## Problem statement
Word for word, give the material below again, minus any images.

START Records to process

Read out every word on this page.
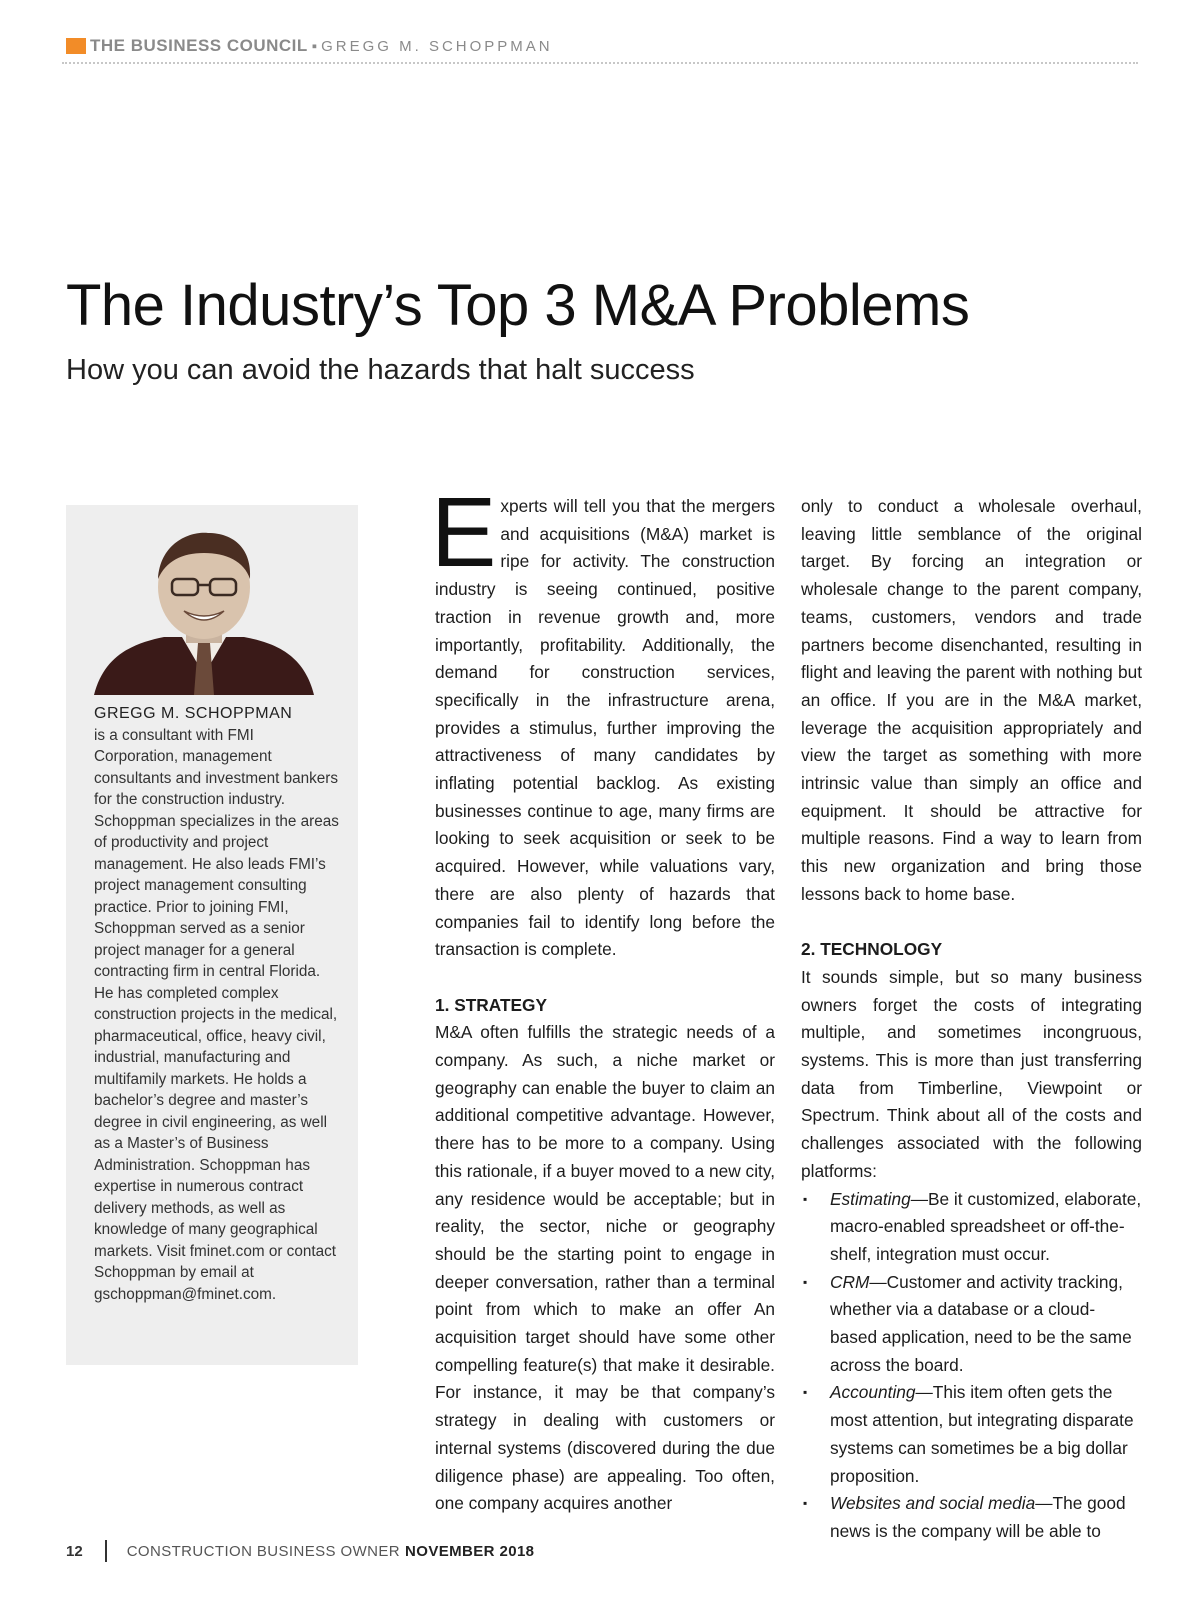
THE BUSINESS COUNCIL ▪ GREGG M. SCHOPPMAN
The Industry’s Top 3 M&A Problems
How you can avoid the hazards that halt success
GREGG M. SCHOPPMAN
is a consultant with FMI Corporation, management consultants and investment bankers for the construction industry. Schoppman specializes in the areas of productivity and project management. He also leads FMI’s project management consulting practice. Prior to joining FMI, Schoppman served as a senior project manager for a general contracting firm in central Florida. He has completed complex construction projects in the medical, pharmaceutical, office, heavy civil, industrial, manufacturing and multifamily markets. He holds a bachelor’s degree and master’s degree in civil engineering, as well as a Master’s of Business Administration. Schoppman has expertise in numerous contract delivery methods, as well as knowledge of many geographical markets. Visit fminet.com or contact Schoppman by email at gschoppman@fminet.com.

Experts will tell you that the mergers and acquisitions (M&A) market is ripe for activity. The construction industry is seeing continued, positive traction in revenue growth and, more importantly, profitability. Additionally, the demand for construction services, specifically in the infrastructure arena, provides a stimulus, further improving the attractiveness of many candidates by inflating potential backlog. As existing businesses continue to age, many firms are looking to seek acquisition or seek to be acquired. However, while valuations vary, there are also plenty of hazards that companies fail to identify long before the transaction is complete.

1. STRATEGY

M&A often fulfills the strategic needs of a company. As such, a niche market or geography can enable the buyer to claim an additional competitive advantage. However, there has to be more to a company. Using this rationale, if a buyer moved to a new city, any residence would be acceptable; but in reality, the sector, niche or geography should be the starting point to engage in deeper conversation, rather than a terminal point from which to make an offer An acquisition target should have some other compelling feature(s) that make it desirable. For instance, it may be that company’s strategy in dealing with customers or internal systems (discovered during the due diligence phase) are appealing. Too often, one company acquires another

only to conduct a wholesale overhaul, leaving little semblance of the original target. By forcing an integration or wholesale change to the parent company, teams, customers, vendors and trade partners become disenchanted, resulting in flight and leaving the parent with nothing but an office. If you are in the M&A market, leverage the acquisition appropriately and view the target as something with more intrinsic value than simply an office and equipment. It should be attractive for multiple reasons. Find a way to learn from this new organization and bring those lessons back to home base.

2. TECHNOLOGY

It sounds simple, but so many business owners forget the costs of integrating multiple, and sometimes incongruous, systems. This is more than just transferring data from Timberline, Viewpoint or Spectrum. Think about all of the costs and challenges associated with the following platforms:

▪ Estimating—Be it customized, elaborate, macro-enabled spreadsheet or off-the-shelf, integration must occur.
▪ CRM—Customer and activity tracking, whether via a database or a cloud-based application, need to be the same across the board.
▪ Accounting—This item often gets the most attention, but integrating disparate systems can sometimes be a big dollar proposition.
▪ Websites and social media—The good news is the company will be able to
12	CONSTRUCTION BUSINESS OWNER NOVEMBER 2018
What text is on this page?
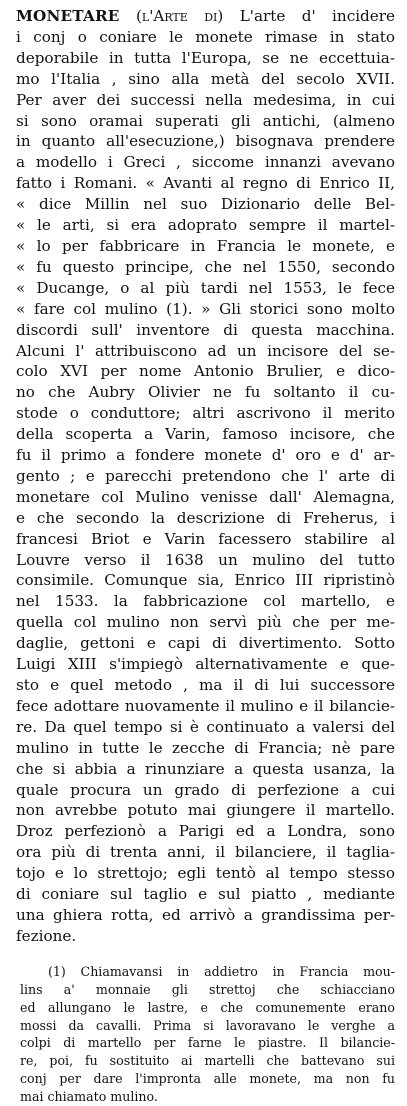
MONETARE (l'Arte di) L'arte d' incidere
i conj o coniare le monete rimase in stato
deporabile in tutta l'Europa, se ne eccettuia-
mo l'Italia , sino alla metà del secolo XVII.
Per aver dei successi nella medesima, in cui
si sono oramai superati gli antichi, (almeno
in quanto all'esecuzione,) bisognava prendere
a modello i Greci , siccome innanzi avevano
fatto i Romani. « Avanti al regno di Enrico II,
« dice Millin nel suo Dizionario delle Bel-
« le arti, si era adoprato sempre il martel-
« lo per fabbricare in Francia le monete, e
« fu questo principe, che nel 1550, secondo
« Ducange, o al più tardi nel 1553, le fece
« fare col mulino (1). » Gli storici sono molto
discordi sull' inventore di questa macchina.
Alcuni l' attribuiscono ad un incisore del se-
colo XVI per nome Antonio Brulier, e dico-
no che Aubry Olivier ne fu soltanto il cu-
stode o conduttore; altri ascrivono il merito
della scoperta a Varin, famoso incisore, che
fu il primo a fondere monete d' oro e d' ar-
gento ; e parecchi pretendono che l' arte di
monetare col Mulino venisse dall' Alemagna,
e che secondo la descrizione di Freherus, i
francesi Briot e Varin facessero stabilire al
Louvre verso il 1638 un mulino del tutto
consimile. Comunque sia, Enrico III ripristinò
nel 1533. la fabbricazione col martello, e
quella col mulino non servì più che per me-
daglie, gettoni e capi di divertimento. Sotto
Luigi XIII s'impiegò alternativamente e que-
sto e quel metodo , ma il di lui successore
fece adottare nuovamente il mulino e il bilancie-
re. Da quel tempo si è continuato a valersi del
mulino in tutte le zecche di Francia; nè pare
che si abbia a rinunziare a questa usanza, la
quale procura un grado di perfezione a cui
non avrebbe potuto mai giungere il martello.
Droz perfezionò a Parigi ed a Londra, sono
ora più di trenta anni, il bilanciere, il taglia-
tojo e lo strettojo; egli tentò al tempo stesso
di coniare sul taglio e sul piatto , mediante
una ghiera rotta, ed arrivò a grandissima per-
fezione.
(1) Chiamavansi in addietro in Francia mou-
lins a' monnaie gli strettoj che schiacciano
ed allungano le lastre, e che comunemente erano
mossi da cavalli. Prima si lavoravano le verghe a
colpi di martello per farne le piastre. Il bilancie-
re, poi, fu sostituito ai martelli che battevano sui
conj per dare l'impronta alle monete, ma non fu
mai chiamato mulino.
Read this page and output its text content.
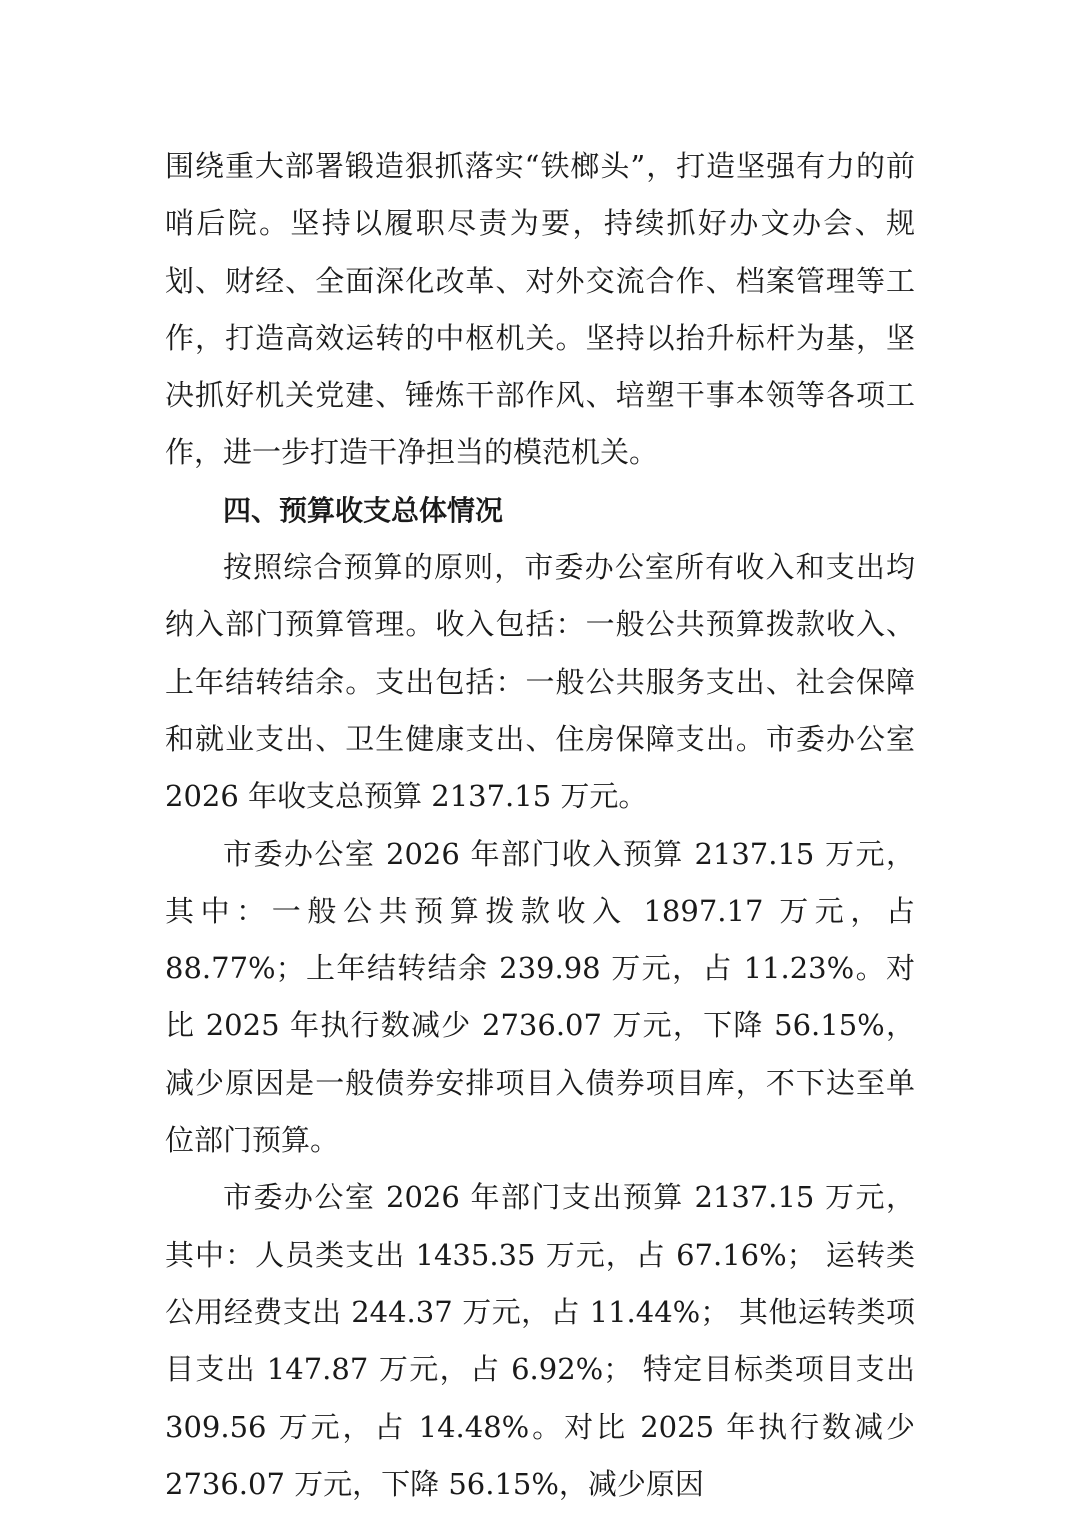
围绕重大部署锻造狠抓落实“铁榔头”，打造坚强有力的前哨后院。坚持以履职尽责为要，持续抓好办文办会、规划、财经、全面深化改革、对外交流合作、档案管理等工作，打造高效运转的中枢机关。坚持以抬升标杆为基，坚决抓好机关党建、锤炼干部作风、培塑干事本领等各项工作，进一步打造干净担当的模范机关。

四、预算收支总体情况

按照综合预算的原则，市委办公室所有收入和支出均纳入部门预算管理。收入包括：一般公共预算拨款收入、上年结转结余。支出包括：一般公共服务支出、社会保障和就业支出、卫生健康支出、住房保障支出。市委办公室 2026 年收支总预算 2137.15 万元。

市委办公室 2026 年部门收入预算 2137.15 万元，其中：一般公共预算拨款收入 1897.17 万元，占 88.77%；上年结转结余 239.98 万元，占 11.23%。对比 2025 年执行数减少 2736.07 万元，下降 56.15%，减少原因是一般债券安排项目入债券项目库，不下达至单位部门预算。

市委办公室 2026 年部门支出预算 2137.15 万元，其中：人员类支出 1435.35 万元，占 67.16%； 运转类公用经费支出 244.37 万元，占 11.44%； 其他运转类项目支出 147.87 万元，占 6.92%； 特定目标类项目支出 309.56 万元，占 14.48%。对比 2025 年执行数减少 2736.07 万元，下降 56.15%，减少原因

END Records to process

## Exercise solution
Read out every word on this page.
THE BUSINESS COUNCIL ▪ GREGG M. SCHOPPMAN
The Industry’s Top 3 M&A Problems
How you can avoid the hazards that halt success
GREGG M. SCHOPPMAN
is a consultant with FMI Corporation, management consultants and investment bankers for the construction industry. Schoppman specializes in the areas of productivity and project management. He also leads FMI’s project management consulting practice. Prior to joining FMI, Schoppman served as a senior project manager for a general contracting firm in central Florida. He has completed complex construction projects in the medical, pharmaceutical, office, heavy civil, industrial, manufacturing and multifamily markets. He holds a bachelor’s degree and master’s degree in civil engineering, as well as a Master’s of Business Administration. Schoppman has expertise in numerous contract delivery methods, as well as knowledge of many geographical markets. Visit fminet.com or contact Schoppman by email at gschoppman@fminet.com.

Experts will tell you that the mergers and acquisitions (M&A) market is ripe for activity. The construction industry is seeing continued, positive traction in revenue growth and, more importantly, profitability. Additionally, the demand for construction services, specifically in the infrastructure arena, provides a stimulus, further improving the attractiveness of many candidates by inflating potential backlog. As existing businesses continue to age, many firms are looking to seek acquisition or seek to be acquired. However, while valuations vary, there are also plenty of hazards that companies fail to identify long before the transaction is complete.

1. STRATEGY

M&A often fulfills the strategic needs of a company. As such, a niche market or geography can enable the buyer to claim an additional competitive advantage. However, there has to be more to a company. Using this rationale, if a buyer moved to a new city, any residence would be acceptable; but in reality, the sector, niche or geography should be the starting point to engage in deeper conversation, rather than a terminal point from which to make an offer An acquisition target should have some other compelling feature(s) that make it desirable. For instance, it may be that company’s strategy in dealing with customers or internal systems (discovered during the due diligence phase) are appealing. Too often, one company acquires another

only to conduct a wholesale overhaul, leaving little semblance of the original target. By forcing an integration or wholesale change to the parent company, teams, customers, vendors and trade partners become disenchanted, resulting in flight and leaving the parent with nothing but an office. If you are in the M&A market, leverage the acquisition appropriately and view the target as something with more intrinsic value than simply an office and equipment. It should be attractive for multiple reasons. Find a way to learn from this new organization and bring those lessons back to home base.

2. TECHNOLOGY

It sounds simple, but so many business owners forget the costs of integrating multiple, and sometimes incongruous, systems. This is more than just transferring data from Timberline, Viewpoint or Spectrum. Think about all of the costs and challenges associated with the following platforms:

▪ Estimating—Be it customized, elaborate, macro-enabled spreadsheet or off-the-shelf, integration must occur.
▪ CRM—Customer and activity tracking, whether via a database or a cloud-based application, need to be the same across the board.
▪ Accounting—This item often gets the most attention, but integrating disparate systems can sometimes be a big dollar proposition.
▪ Websites and social media—The good news is the company will be able to
12	CONSTRUCTION BUSINESS OWNER NOVEMBER 2018
What text is on this page?
MONETARE (l'Arte di) L'arte d' incidere
i conj o coniare le monete rimase in stato
deporabile in tutta l'Europa, se ne eccettuia-
mo l'Italia , sino alla metà del secolo XVII.
Per aver dei successi nella medesima, in cui
si sono oramai superati gli antichi, (almeno
in quanto all'esecuzione,) bisognava prendere
a modello i Greci , siccome innanzi avevano
fatto i Romani. « Avanti al regno di Enrico II,
« dice Millin nel suo Dizionario delle Bel-
« le arti, si era adoprato sempre il martel-
« lo per fabbricare in Francia le monete, e
« fu questo principe, che nel 1550, secondo
« Ducange, o al più tardi nel 1553, le fece
« fare col mulino (1). » Gli storici sono molto
discordi sull' inventore di questa macchina.
Alcuni l' attribuiscono ad un incisore del se-
colo XVI per nome Antonio Brulier, e dico-
no che Aubry Olivier ne fu soltanto il cu-
stode o conduttore; altri ascrivono il merito
della scoperta a Varin, famoso incisore, che
fu il primo a fondere monete d' oro e d' ar-
gento ; e parecchi pretendono che l' arte di
monetare col Mulino venisse dall' Alemagna,
e che secondo la descrizione di Freherus, i
francesi Briot e Varin facessero stabilire al
Louvre verso il 1638 un mulino del tutto
consimile. Comunque sia, Enrico III ripristinò
nel 1533. la fabbricazione col martello, e
quella col mulino non servì più che per me-
daglie, gettoni e capi di divertimento. Sotto
Luigi XIII s'impiegò alternativamente e que-
sto e quel metodo , ma il di lui successore
fece adottare nuovamente il mulino e il bilancie-
re. Da quel tempo si è continuato a valersi del
mulino in tutte le zecche di Francia; nè pare
che si abbia a rinunziare a questa usanza, la
quale procura un grado di perfezione a cui
non avrebbe potuto mai giungere il martello.
Droz perfezionò a Parigi ed a Londra, sono
ora più di trenta anni, il bilanciere, il taglia-
tojo e lo strettojo; egli tentò al tempo stesso
di coniare sul taglio e sul piatto , mediante
una ghiera rotta, ed arrivò a grandissima per-
fezione.
(1) Chiamavansi in addietro in Francia mou-
lins a' monnaie gli strettoj che schiacciano
ed allungano le lastre, e che comunemente erano
mossi da cavalli. Prima si lavoravano le verghe a
colpi di martello per farne le piastre. Il bilancie-
re, poi, fu sostituito ai martelli che battevano sui
conj per dare l'impronta alle monete, ma non fu
mai chiamato mulino.
Read this page and output its text content.
围绕重大部署锻造狠抓落实“铁榔头”，打造坚强有力的前哨后院。坚持以履职尽责为要，持续抓好办文办会、规划、财经、全面深化改革、对外交流合作、档案管理等工作，打造高效运转的中枢机关。坚持以抬升标杆为基，坚决抓好机关党建、锤炼干部作风、培塑干事本领等各项工作，进一步打造干净担当的模范机关。

四、预算收支总体情况

按照综合预算的原则，市委办公室所有收入和支出均纳入部门预算管理。收入包括：一般公共预算拨款收入、上年结转结余。支出包括：一般公共服务支出、社会保障和就业支出、卫生健康支出、住房保障支出。市委办公室 2026 年收支总预算 2137.15 万元。

市委办公室 2026 年部门收入预算 2137.15 万元，其中：一般公共预算拨款收入 1897.17 万元，占 88.77%；上年结转结余 239.98 万元，占 11.23%。对比 2025 年执行数减少 2736.07 万元，下降 56.15%，减少原因是一般债券安排项目入债券项目库，不下达至单位部门预算。

市委办公室 2026 年部门支出预算 2137.15 万元，其中：人员类支出 1435.35 万元，占 67.16%； 运转类公用经费支出 244.37 万元，占 11.44%； 其他运转类项目支出 147.87 万元，占 6.92%； 特定目标类项目支出 309.56 万元，占 14.48%。对比 2025 年执行数减少 2736.07 万元，下降 56.15%，减少原因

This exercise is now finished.